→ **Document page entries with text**
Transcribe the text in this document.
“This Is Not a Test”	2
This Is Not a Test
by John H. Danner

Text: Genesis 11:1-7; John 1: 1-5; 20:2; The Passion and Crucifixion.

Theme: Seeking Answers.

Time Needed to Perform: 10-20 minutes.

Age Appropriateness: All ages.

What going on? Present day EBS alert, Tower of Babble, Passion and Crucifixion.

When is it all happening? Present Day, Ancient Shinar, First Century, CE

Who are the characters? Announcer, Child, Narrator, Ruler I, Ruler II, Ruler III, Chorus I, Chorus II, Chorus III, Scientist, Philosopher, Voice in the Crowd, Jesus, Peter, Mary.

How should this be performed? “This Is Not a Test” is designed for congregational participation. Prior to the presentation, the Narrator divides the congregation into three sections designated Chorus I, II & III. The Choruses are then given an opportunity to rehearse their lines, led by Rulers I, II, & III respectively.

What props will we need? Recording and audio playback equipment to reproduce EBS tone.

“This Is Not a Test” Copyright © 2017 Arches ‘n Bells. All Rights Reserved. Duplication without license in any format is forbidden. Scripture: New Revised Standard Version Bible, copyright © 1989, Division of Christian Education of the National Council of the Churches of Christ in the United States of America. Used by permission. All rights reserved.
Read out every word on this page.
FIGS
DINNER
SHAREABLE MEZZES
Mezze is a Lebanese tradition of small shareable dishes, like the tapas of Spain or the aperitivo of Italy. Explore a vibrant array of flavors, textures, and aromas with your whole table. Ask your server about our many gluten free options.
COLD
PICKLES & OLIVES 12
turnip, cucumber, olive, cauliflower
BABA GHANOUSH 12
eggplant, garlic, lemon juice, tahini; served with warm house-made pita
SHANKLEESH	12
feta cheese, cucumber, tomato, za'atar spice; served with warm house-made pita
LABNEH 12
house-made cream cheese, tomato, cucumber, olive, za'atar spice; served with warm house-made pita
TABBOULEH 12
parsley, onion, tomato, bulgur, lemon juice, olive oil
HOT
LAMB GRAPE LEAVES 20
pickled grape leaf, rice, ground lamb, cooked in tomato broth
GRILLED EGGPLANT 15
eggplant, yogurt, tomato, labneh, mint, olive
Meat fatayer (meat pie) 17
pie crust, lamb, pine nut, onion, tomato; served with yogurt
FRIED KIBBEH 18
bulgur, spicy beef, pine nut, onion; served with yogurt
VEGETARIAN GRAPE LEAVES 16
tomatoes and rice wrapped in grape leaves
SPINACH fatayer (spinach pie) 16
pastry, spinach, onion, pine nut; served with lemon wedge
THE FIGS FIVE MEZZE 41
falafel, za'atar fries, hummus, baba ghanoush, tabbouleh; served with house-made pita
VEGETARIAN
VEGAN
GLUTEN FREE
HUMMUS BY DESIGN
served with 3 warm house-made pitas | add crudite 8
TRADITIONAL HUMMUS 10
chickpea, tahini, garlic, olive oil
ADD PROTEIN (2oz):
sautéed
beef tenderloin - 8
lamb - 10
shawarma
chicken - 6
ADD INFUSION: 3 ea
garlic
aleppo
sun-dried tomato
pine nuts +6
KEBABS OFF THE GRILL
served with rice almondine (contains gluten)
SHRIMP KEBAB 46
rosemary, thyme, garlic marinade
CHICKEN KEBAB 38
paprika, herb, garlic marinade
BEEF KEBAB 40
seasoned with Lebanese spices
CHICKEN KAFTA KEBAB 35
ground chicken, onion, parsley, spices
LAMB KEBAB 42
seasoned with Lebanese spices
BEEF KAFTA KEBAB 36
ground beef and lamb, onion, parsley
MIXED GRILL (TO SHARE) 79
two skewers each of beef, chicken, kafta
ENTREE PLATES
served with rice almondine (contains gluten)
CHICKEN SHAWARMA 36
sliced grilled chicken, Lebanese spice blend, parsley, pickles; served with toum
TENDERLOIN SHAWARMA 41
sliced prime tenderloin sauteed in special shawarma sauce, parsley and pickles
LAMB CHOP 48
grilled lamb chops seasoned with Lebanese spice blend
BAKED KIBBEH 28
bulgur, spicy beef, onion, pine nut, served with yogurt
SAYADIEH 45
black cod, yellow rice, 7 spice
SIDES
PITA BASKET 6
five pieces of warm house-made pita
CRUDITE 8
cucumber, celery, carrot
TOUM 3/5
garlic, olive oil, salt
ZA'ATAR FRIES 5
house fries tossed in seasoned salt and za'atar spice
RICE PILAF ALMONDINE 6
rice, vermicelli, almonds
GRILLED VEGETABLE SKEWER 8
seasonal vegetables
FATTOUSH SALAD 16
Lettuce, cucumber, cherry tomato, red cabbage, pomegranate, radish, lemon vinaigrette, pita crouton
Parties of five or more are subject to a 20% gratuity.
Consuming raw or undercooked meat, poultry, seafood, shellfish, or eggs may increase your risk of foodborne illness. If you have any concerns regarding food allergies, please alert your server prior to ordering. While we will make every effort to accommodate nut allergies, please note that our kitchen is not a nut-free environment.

→ **Work order**
Each line holding the word "What" must be pulled from the records.

→ **Written solution**
What going on? Present day EBS alert, Tower of Babble, Passion and Crucifixion.
What props will we need? Recording and audio playback equipment to reproduce EBS tone.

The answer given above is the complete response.